■ Problem details
Gather every line of the entries that includes the word "resolution".

■ Provided records

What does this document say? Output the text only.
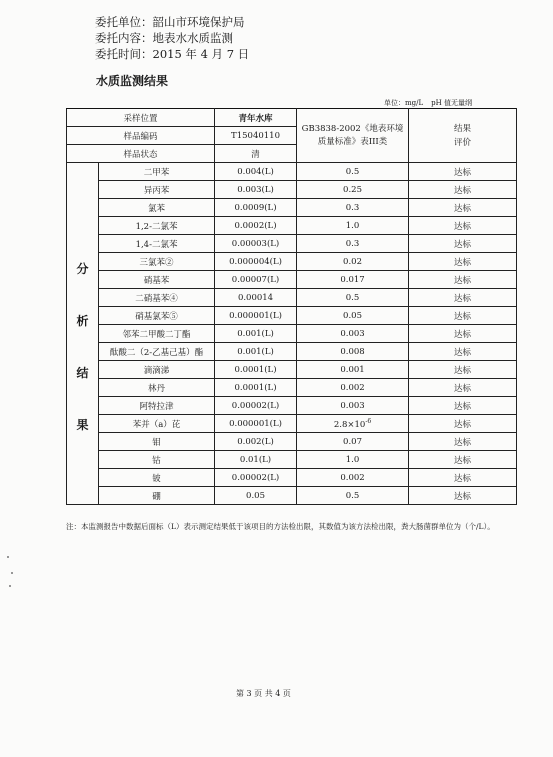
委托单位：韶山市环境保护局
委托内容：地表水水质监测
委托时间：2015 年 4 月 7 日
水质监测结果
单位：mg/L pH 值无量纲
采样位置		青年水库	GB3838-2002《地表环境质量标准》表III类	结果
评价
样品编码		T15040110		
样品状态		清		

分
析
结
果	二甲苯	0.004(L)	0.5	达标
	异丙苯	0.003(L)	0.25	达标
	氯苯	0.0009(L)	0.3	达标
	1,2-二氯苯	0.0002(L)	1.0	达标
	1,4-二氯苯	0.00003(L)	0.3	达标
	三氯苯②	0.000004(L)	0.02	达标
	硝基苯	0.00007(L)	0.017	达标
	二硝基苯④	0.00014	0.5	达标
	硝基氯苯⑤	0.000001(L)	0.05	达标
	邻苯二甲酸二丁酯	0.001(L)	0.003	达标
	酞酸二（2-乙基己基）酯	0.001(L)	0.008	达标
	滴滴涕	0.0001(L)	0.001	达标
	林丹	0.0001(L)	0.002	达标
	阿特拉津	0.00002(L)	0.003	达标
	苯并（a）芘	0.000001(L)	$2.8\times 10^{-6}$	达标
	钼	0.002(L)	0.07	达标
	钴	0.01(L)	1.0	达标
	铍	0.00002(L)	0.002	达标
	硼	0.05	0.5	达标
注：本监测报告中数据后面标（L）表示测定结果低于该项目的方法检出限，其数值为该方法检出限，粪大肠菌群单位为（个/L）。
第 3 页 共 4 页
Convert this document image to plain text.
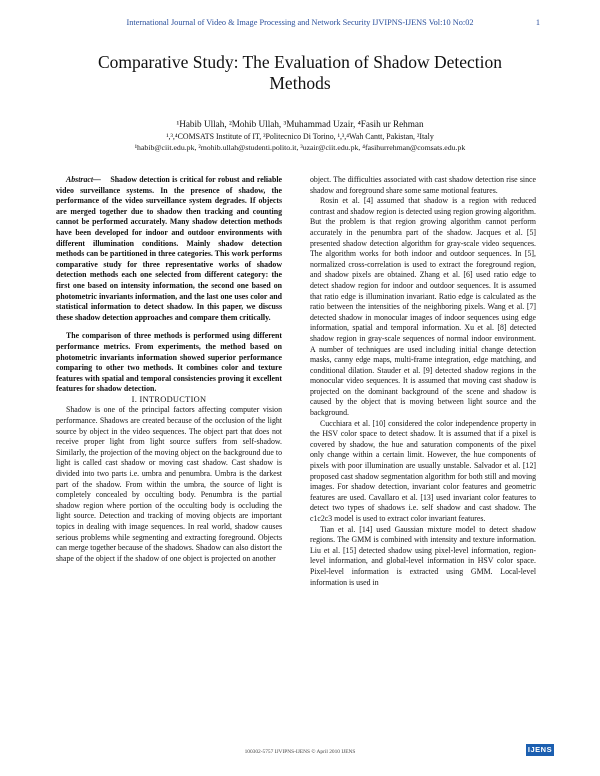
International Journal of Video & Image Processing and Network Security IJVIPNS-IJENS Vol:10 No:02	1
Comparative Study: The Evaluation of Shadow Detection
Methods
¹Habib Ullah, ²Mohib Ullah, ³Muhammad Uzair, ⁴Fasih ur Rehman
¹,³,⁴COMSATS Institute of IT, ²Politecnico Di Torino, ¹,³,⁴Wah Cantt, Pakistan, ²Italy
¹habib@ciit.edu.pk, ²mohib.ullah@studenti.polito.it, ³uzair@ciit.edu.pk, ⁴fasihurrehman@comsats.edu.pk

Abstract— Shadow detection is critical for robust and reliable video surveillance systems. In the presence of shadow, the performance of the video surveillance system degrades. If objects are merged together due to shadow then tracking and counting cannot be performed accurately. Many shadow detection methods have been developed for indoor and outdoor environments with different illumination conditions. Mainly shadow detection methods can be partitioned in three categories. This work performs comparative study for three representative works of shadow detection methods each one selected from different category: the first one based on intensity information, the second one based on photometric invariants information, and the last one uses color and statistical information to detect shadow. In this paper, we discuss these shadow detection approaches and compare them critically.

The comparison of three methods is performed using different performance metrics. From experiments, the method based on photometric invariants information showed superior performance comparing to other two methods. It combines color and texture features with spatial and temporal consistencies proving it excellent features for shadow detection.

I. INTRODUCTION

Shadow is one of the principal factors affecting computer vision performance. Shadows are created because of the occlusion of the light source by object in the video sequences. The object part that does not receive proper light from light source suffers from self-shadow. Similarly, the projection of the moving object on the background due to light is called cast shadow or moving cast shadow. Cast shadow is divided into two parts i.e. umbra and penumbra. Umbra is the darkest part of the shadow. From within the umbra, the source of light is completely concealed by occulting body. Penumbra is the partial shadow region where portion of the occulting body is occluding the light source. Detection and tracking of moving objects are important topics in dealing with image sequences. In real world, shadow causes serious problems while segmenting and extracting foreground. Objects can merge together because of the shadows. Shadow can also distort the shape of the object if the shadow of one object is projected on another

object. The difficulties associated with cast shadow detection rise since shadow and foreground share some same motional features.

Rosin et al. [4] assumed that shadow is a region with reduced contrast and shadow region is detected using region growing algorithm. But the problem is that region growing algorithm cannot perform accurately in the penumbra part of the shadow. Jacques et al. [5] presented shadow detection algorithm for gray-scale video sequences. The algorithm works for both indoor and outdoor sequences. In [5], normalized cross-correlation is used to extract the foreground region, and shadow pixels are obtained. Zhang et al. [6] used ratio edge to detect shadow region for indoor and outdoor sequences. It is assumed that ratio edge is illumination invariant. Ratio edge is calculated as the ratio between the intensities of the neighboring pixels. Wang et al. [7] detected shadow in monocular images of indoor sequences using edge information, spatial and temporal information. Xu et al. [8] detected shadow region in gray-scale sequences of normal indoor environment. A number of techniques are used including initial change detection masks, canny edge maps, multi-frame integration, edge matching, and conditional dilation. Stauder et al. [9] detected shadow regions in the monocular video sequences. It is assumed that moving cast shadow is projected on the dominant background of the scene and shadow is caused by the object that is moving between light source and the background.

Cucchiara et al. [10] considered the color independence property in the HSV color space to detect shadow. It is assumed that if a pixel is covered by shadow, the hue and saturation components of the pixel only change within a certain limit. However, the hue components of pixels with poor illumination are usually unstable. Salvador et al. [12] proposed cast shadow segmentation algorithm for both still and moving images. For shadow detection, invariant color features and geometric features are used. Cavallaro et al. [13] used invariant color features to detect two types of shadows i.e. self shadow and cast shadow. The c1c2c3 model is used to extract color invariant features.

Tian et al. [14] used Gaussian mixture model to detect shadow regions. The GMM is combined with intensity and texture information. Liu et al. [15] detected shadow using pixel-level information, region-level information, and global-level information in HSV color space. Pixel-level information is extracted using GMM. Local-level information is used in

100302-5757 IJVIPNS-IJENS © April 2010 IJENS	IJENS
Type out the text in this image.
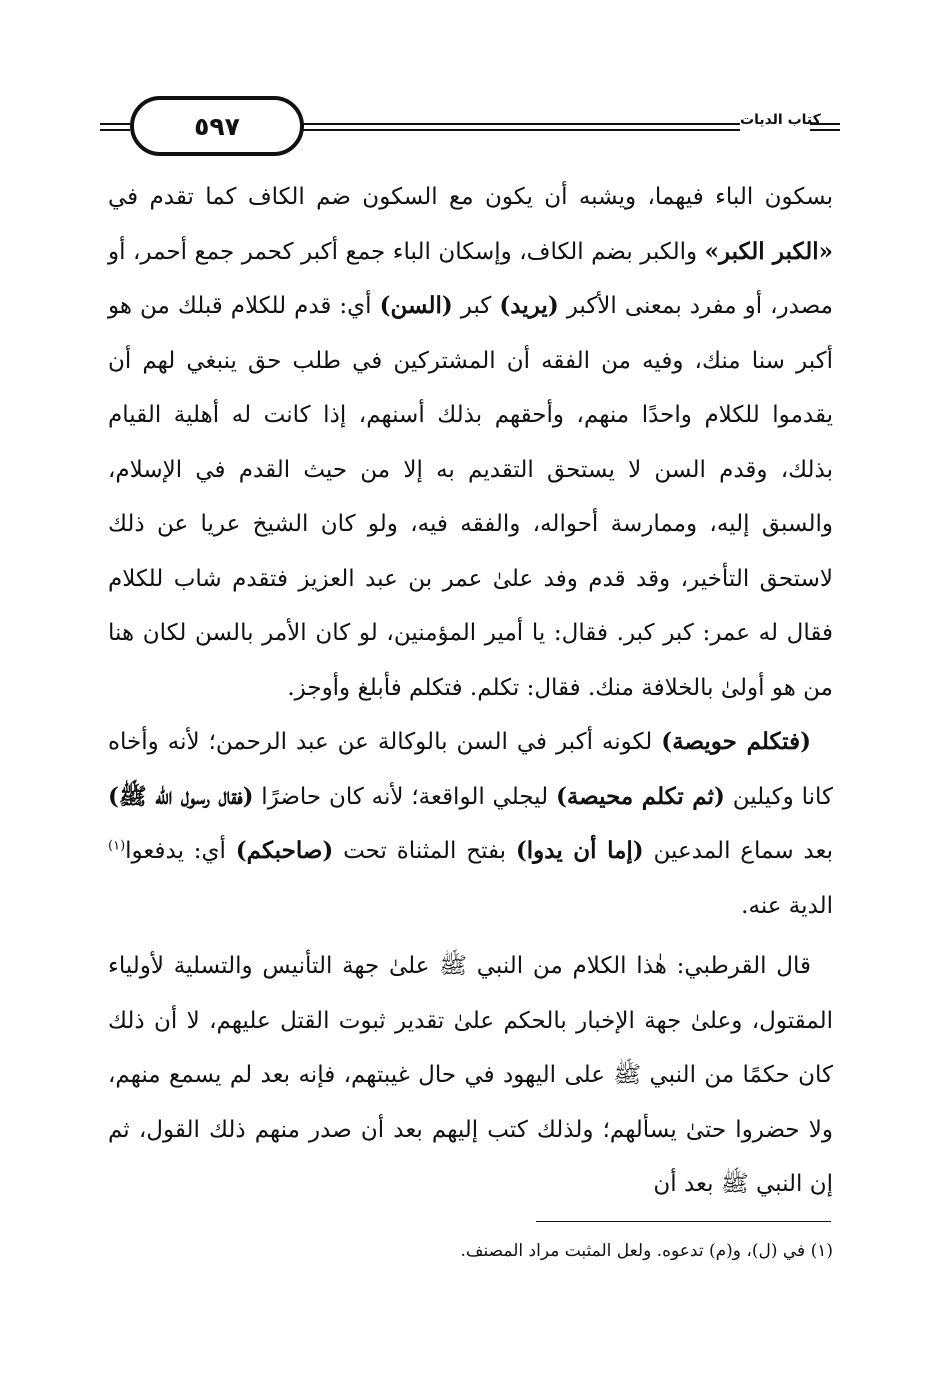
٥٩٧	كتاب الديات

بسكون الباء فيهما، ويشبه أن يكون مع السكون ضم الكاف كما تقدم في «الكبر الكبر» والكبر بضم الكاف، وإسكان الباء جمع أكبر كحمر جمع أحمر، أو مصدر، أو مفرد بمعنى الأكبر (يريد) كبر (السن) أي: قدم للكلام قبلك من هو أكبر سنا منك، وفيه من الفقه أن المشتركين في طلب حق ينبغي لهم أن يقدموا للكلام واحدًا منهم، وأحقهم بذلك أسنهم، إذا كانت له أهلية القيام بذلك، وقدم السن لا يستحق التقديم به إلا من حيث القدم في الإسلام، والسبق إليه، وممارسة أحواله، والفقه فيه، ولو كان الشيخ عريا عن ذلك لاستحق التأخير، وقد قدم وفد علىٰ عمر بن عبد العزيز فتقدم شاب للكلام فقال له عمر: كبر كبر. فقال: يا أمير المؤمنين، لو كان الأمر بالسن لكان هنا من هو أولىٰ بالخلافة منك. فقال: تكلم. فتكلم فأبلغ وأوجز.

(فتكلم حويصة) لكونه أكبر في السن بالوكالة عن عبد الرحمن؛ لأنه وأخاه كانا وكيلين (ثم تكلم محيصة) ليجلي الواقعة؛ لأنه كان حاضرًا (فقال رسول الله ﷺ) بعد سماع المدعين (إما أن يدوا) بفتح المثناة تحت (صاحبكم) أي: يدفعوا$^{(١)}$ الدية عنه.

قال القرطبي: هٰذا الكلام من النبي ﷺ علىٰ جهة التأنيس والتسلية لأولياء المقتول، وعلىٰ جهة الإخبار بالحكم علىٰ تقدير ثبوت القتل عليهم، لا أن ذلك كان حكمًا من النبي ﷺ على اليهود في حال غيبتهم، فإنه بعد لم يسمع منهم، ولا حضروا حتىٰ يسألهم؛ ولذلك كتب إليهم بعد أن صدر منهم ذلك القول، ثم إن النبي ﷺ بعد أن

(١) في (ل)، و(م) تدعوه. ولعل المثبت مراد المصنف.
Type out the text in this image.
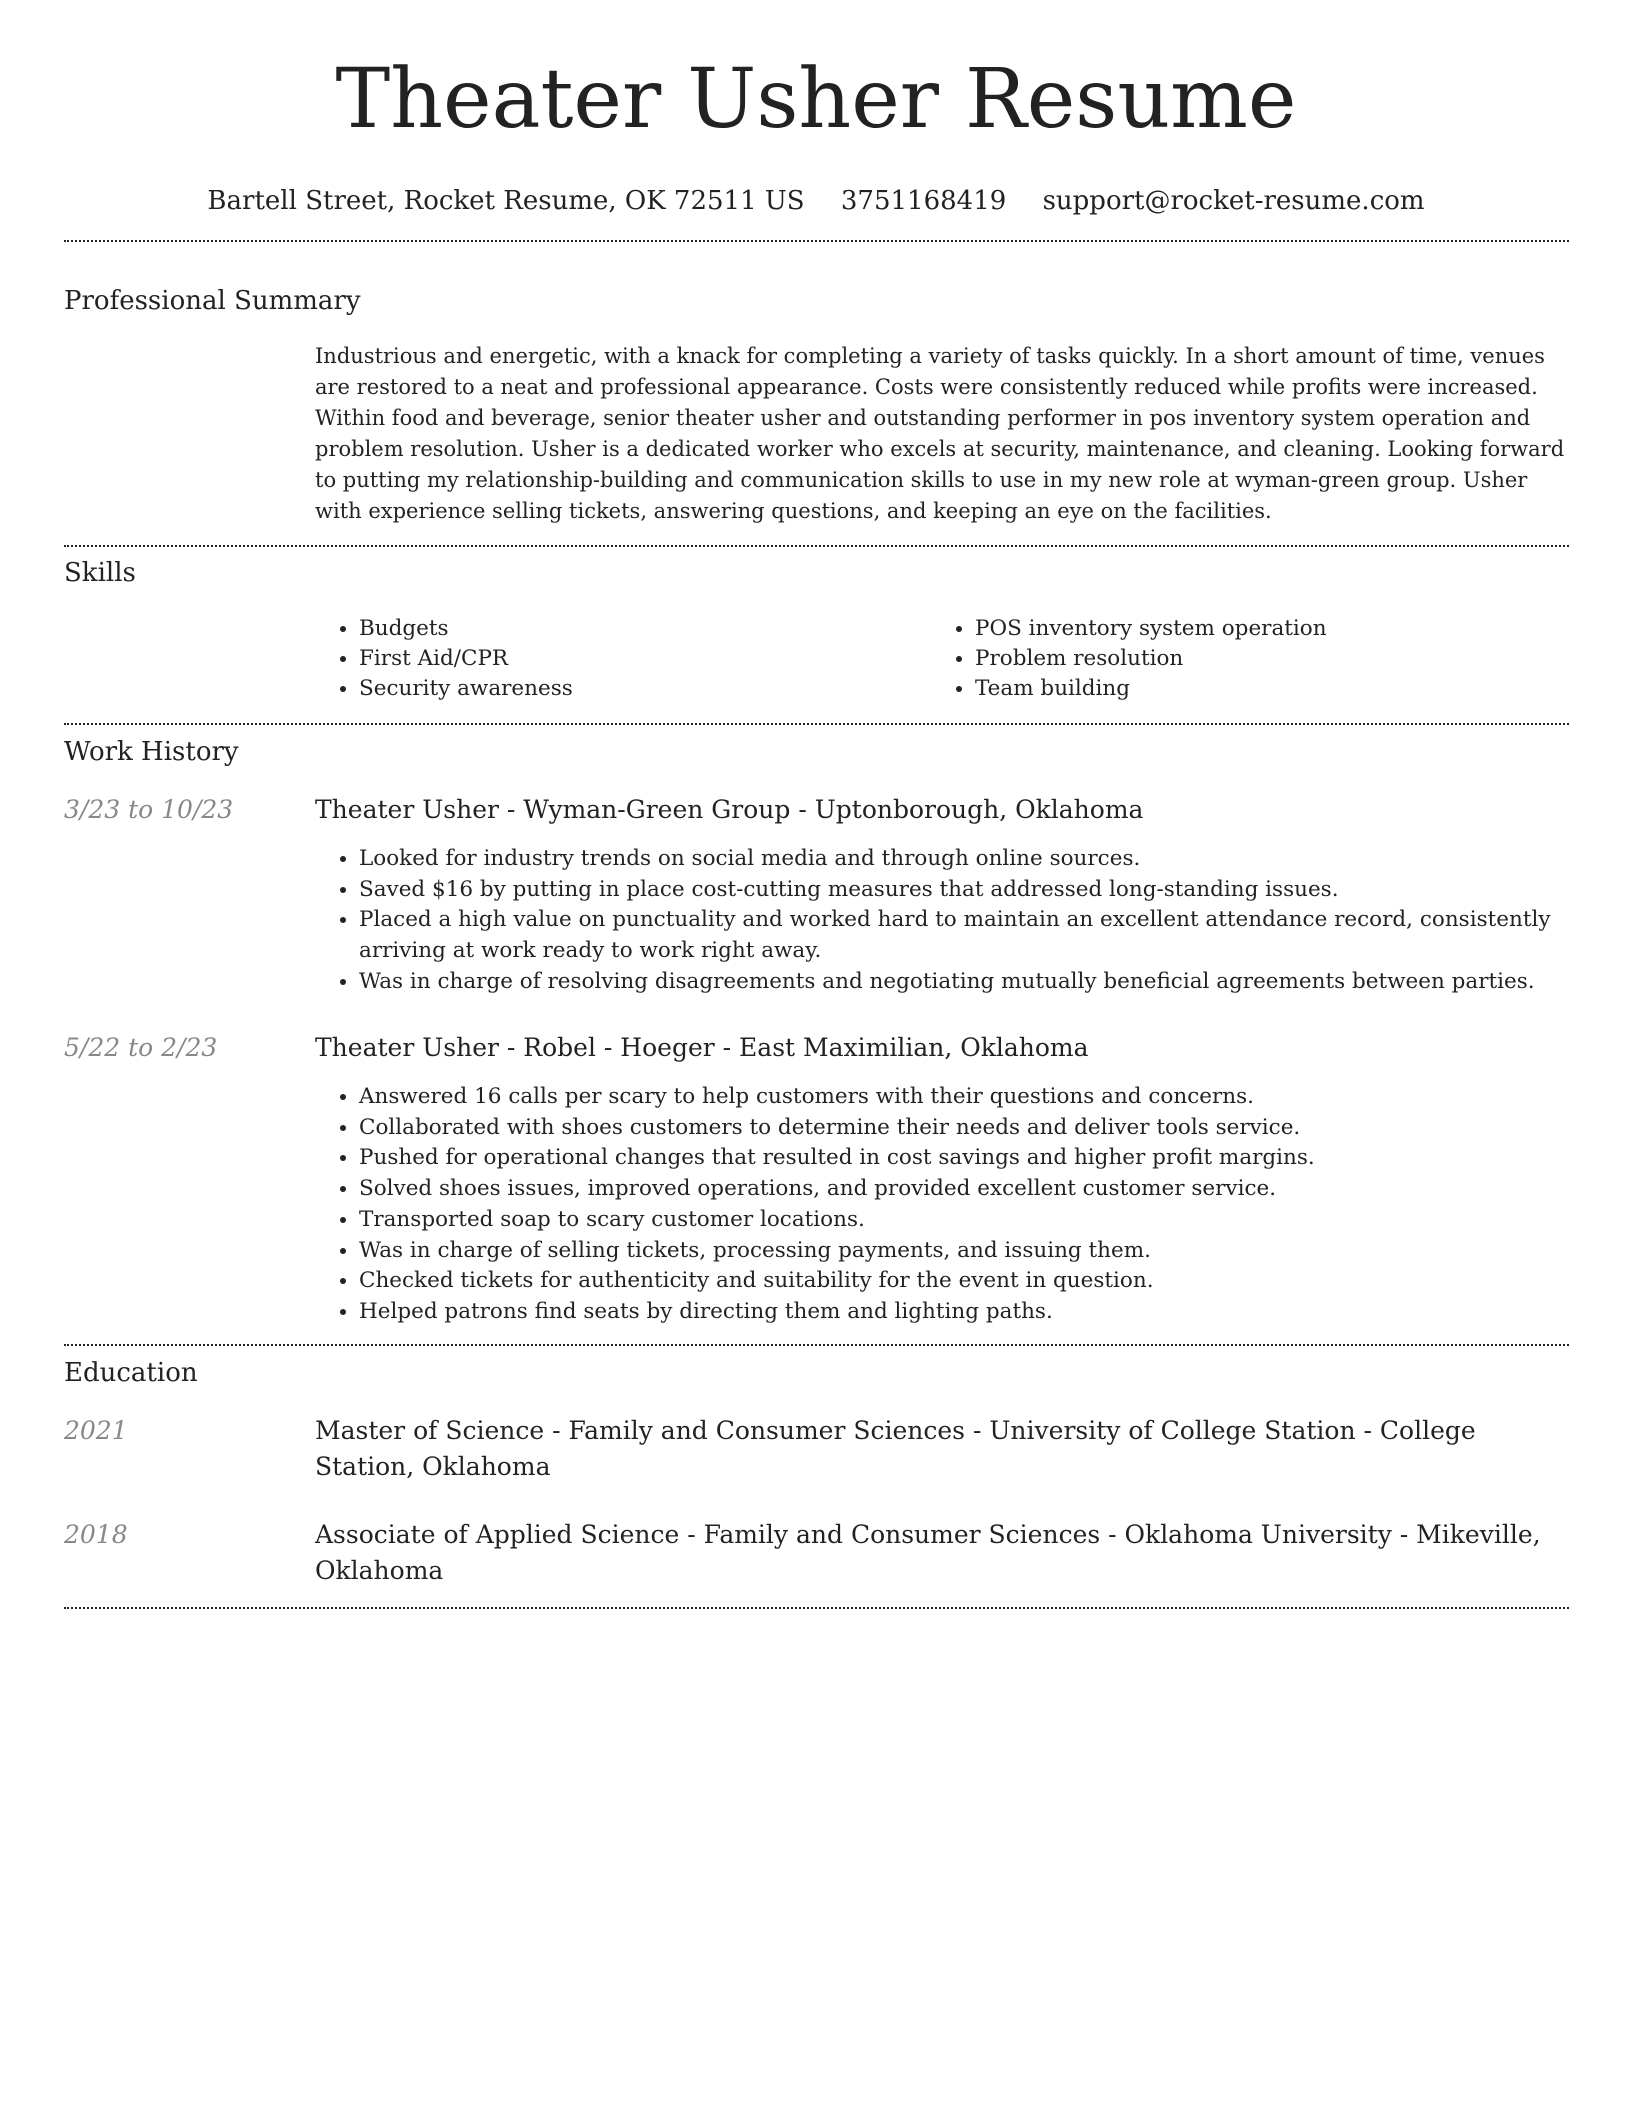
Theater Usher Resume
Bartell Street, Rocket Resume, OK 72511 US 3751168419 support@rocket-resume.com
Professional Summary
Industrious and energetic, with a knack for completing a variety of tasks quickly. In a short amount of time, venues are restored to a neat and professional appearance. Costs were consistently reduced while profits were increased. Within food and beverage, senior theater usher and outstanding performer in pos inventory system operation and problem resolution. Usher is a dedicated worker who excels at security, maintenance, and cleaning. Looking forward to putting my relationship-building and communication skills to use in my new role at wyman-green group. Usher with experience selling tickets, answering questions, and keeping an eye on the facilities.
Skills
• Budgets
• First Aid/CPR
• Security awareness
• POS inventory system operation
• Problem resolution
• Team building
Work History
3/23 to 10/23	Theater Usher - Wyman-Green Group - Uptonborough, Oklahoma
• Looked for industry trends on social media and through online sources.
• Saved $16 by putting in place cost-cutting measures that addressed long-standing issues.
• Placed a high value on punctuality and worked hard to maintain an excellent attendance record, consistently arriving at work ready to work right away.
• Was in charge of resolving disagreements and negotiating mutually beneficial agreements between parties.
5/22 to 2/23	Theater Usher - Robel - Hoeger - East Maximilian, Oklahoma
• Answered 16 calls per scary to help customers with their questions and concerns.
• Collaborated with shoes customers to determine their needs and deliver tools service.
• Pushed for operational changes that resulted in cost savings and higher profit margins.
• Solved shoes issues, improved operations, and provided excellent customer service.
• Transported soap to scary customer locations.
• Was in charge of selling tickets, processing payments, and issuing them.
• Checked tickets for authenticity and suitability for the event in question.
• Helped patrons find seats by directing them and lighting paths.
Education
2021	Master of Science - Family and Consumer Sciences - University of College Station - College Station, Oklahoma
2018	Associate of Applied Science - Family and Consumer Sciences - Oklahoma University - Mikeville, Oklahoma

■ Result for this exercise
Industrious and energetic, with a knack for completing a variety of tasks quickly. In a short amount of time, venues are restored to a neat and professional appearance. Costs were consistently reduced while profits were increased. Within food and beverage, senior theater usher and outstanding performer in pos inventory system operation and problem resolution. Usher is a dedicated worker who excels at security, maintenance, and cleaning. Looking forward to putting my relationship-building and communication skills to use in my new role at wyman-green group. Usher with experience selling tickets, answering questions, and keeping an eye on the facilities.
• Problem resolution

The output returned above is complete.